:: Materials provided
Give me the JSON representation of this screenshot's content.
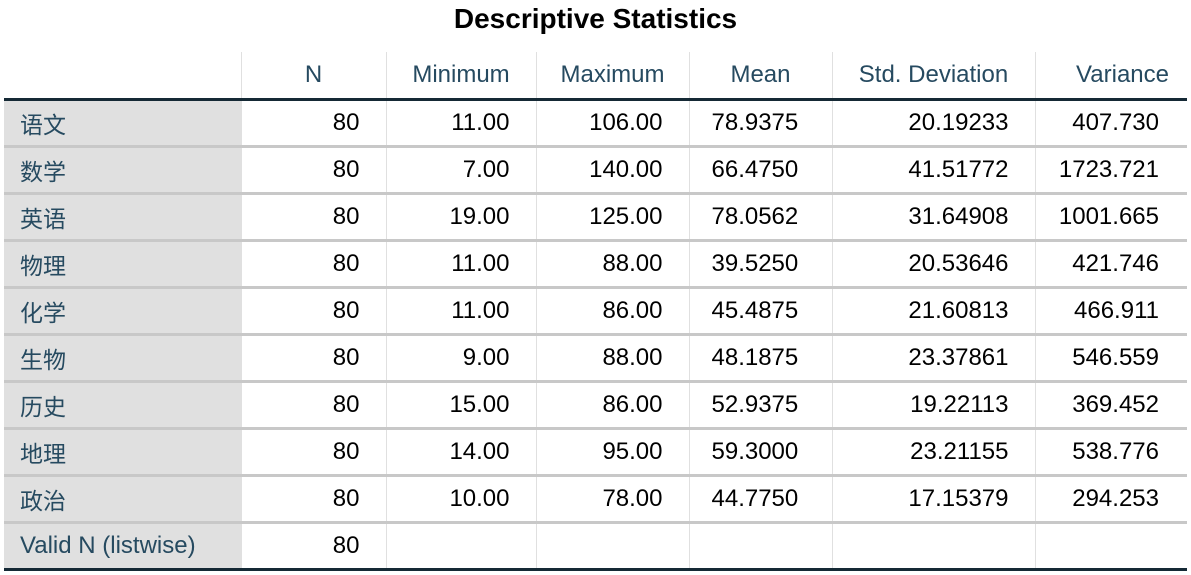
{
  "title": "Descriptive Statistics",
  "columns": [
    "",
    "N",
    "Minimum",
    "Maximum",
    "Mean",
    "Std. Deviation",
    "Variance"
  ],
  "rows": [
    {
      "label": "语文",
      "n": "80",
      "minimum": "11.00",
      "maximum": "106.00",
      "mean": "78.9375",
      "std": "20.19233",
      "variance": "407.730"
    },
    {
      "label": "数学",
      "n": "80",
      "minimum": "7.00",
      "maximum": "140.00",
      "mean": "66.4750",
      "std": "41.51772",
      "variance": "1723.721"
    },
    {
      "label": "英语",
      "n": "80",
      "minimum": "19.00",
      "maximum": "125.00",
      "mean": "78.0562",
      "std": "31.64908",
      "variance": "1001.665"
    },
    {
      "label": "物理",
      "n": "80",
      "minimum": "11.00",
      "maximum": "88.00",
      "mean": "39.5250",
      "std": "20.53646",
      "variance": "421.746"
    },
    {
      "label": "化学",
      "n": "80",
      "minimum": "11.00",
      "maximum": "86.00",
      "mean": "45.4875",
      "std": "21.60813",
      "variance": "466.911"
    },
    {
      "label": "生物",
      "n": "80",
      "minimum": "9.00",
      "maximum": "88.00",
      "mean": "48.1875",
      "std": "23.37861",
      "variance": "546.559"
    },
    {
      "label": "历史",
      "n": "80",
      "minimum": "15.00",
      "maximum": "86.00",
      "mean": "52.9375",
      "std": "19.22113",
      "variance": "369.452"
    },
    {
      "label": "地理",
      "n": "80",
      "minimum": "14.00",
      "maximum": "95.00",
      "mean": "59.3000",
      "std": "23.21155",
      "variance": "538.776"
    },
    {
      "label": "政治",
      "n": "80",
      "minimum": "10.00",
      "maximum": "78.00",
      "mean": "44.7750",
      "std": "17.15379",
      "variance": "294.253"
    },
    {
      "label": "Valid N (listwise)",
      "n": "80",
      "minimum": "",
      "maximum": "",
      "mean": "",
      "std": "",
      "variance": ""
    }
  ],
  "colors": {
    "header_text": "#264a60",
    "row_label_bg": "#e0e0e0",
    "heavy_rule": "#152935",
    "light_rule": "#c8c8c8"
  }
}
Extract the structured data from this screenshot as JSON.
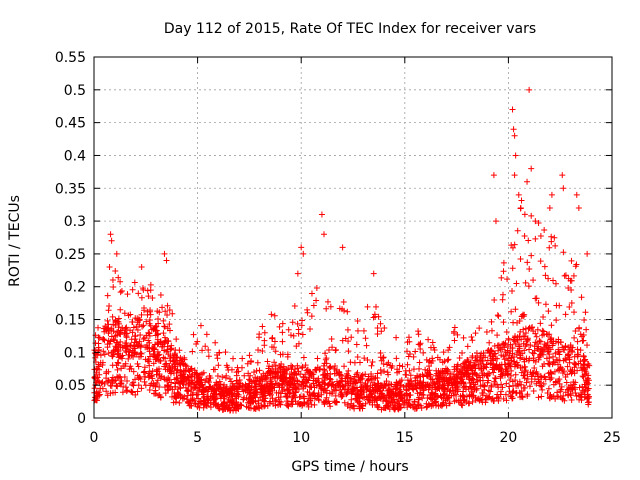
{
  "chart_data": {
    "type": "scatter",
    "title": "Day 112 of 2015, Rate Of TEC Index for receiver vars",
    "xlabel": "GPS time / hours",
    "ylabel": "ROTI / TECUs",
    "xlim": [
      0,
      25
    ],
    "ylim": [
      0,
      0.55
    ],
    "x_ticks": [
      "0",
      "5",
      "10",
      "15",
      "20",
      "25"
    ],
    "x_tick_values": [
      0,
      5,
      10,
      15,
      20,
      25
    ],
    "y_ticks": [
      "0",
      "0.05",
      "0.1",
      "0.15",
      "0.2",
      "0.25",
      "0.3",
      "0.35",
      "0.4",
      "0.45",
      "0.5",
      "0.55"
    ],
    "y_tick_values": [
      0,
      0.05,
      0.1,
      0.15,
      0.2,
      0.25,
      0.3,
      0.35,
      0.4,
      0.45,
      0.5,
      0.55
    ],
    "grid": true,
    "marker": "+",
    "series": [
      {
        "name": "ROTI",
        "color": "#ff0000",
        "envelope": {
          "hours": [
            0,
            0.5,
            1,
            1.5,
            2,
            2.5,
            3,
            3.5,
            4,
            4.5,
            5,
            5.5,
            6,
            6.5,
            7,
            7.5,
            8,
            8.5,
            9,
            9.5,
            10,
            10.5,
            11,
            11.5,
            12,
            12.5,
            13,
            13.5,
            14,
            14.5,
            15,
            15.5,
            16,
            16.5,
            17,
            17.5,
            18,
            18.5,
            19,
            19.5,
            20,
            20.5,
            21,
            21.5,
            22,
            22.5,
            23,
            23.5,
            23.9
          ],
          "median": [
            0.06,
            0.09,
            0.1,
            0.09,
            0.1,
            0.11,
            0.09,
            0.08,
            0.06,
            0.05,
            0.045,
            0.04,
            0.035,
            0.03,
            0.03,
            0.035,
            0.04,
            0.045,
            0.05,
            0.05,
            0.05,
            0.045,
            0.05,
            0.05,
            0.045,
            0.04,
            0.04,
            0.04,
            0.035,
            0.035,
            0.035,
            0.04,
            0.045,
            0.045,
            0.05,
            0.05,
            0.055,
            0.06,
            0.065,
            0.07,
            0.075,
            0.08,
            0.09,
            0.085,
            0.08,
            0.075,
            0.07,
            0.065,
            0.05
          ],
          "max": [
            0.12,
            0.19,
            0.25,
            0.18,
            0.22,
            0.21,
            0.2,
            0.19,
            0.14,
            0.12,
            0.15,
            0.13,
            0.11,
            0.1,
            0.09,
            0.1,
            0.13,
            0.17,
            0.16,
            0.14,
            0.26,
            0.2,
            0.24,
            0.18,
            0.25,
            0.13,
            0.17,
            0.19,
            0.14,
            0.13,
            0.12,
            0.14,
            0.13,
            0.11,
            0.12,
            0.15,
            0.13,
            0.14,
            0.17,
            0.21,
            0.26,
            0.35,
            0.34,
            0.3,
            0.28,
            0.27,
            0.28,
            0.24,
            0.12
          ]
        },
        "highlights": [
          {
            "x": 0.8,
            "y": 0.28
          },
          {
            "x": 0.85,
            "y": 0.27
          },
          {
            "x": 0.75,
            "y": 0.23
          },
          {
            "x": 1.1,
            "y": 0.25
          },
          {
            "x": 2.3,
            "y": 0.23
          },
          {
            "x": 3.4,
            "y": 0.25
          },
          {
            "x": 3.5,
            "y": 0.24
          },
          {
            "x": 10.0,
            "y": 0.26
          },
          {
            "x": 10.1,
            "y": 0.25
          },
          {
            "x": 11.0,
            "y": 0.31
          },
          {
            "x": 11.1,
            "y": 0.28
          },
          {
            "x": 12.0,
            "y": 0.26
          },
          {
            "x": 13.5,
            "y": 0.22
          },
          {
            "x": 19.3,
            "y": 0.37
          },
          {
            "x": 19.4,
            "y": 0.3
          },
          {
            "x": 20.2,
            "y": 0.47
          },
          {
            "x": 20.25,
            "y": 0.44
          },
          {
            "x": 20.3,
            "y": 0.43
          },
          {
            "x": 20.35,
            "y": 0.4
          },
          {
            "x": 20.3,
            "y": 0.37
          },
          {
            "x": 20.5,
            "y": 0.34
          },
          {
            "x": 20.6,
            "y": 0.32
          },
          {
            "x": 21.0,
            "y": 0.5
          },
          {
            "x": 21.1,
            "y": 0.38
          },
          {
            "x": 20.9,
            "y": 0.36
          },
          {
            "x": 21.3,
            "y": 0.3
          },
          {
            "x": 22.1,
            "y": 0.34
          },
          {
            "x": 22.0,
            "y": 0.32
          },
          {
            "x": 22.6,
            "y": 0.37
          },
          {
            "x": 22.65,
            "y": 0.35
          },
          {
            "x": 23.3,
            "y": 0.34
          },
          {
            "x": 23.4,
            "y": 0.32
          },
          {
            "x": 23.8,
            "y": 0.25
          }
        ]
      }
    ]
  }
}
::::
Identify each line of the material where the word "title" shows up, and copy it.

_Task result_:
  "title": "Descriptive Statistics",
    "title": "Day 112 of 2015, Rate Of TEC Index for receiver vars",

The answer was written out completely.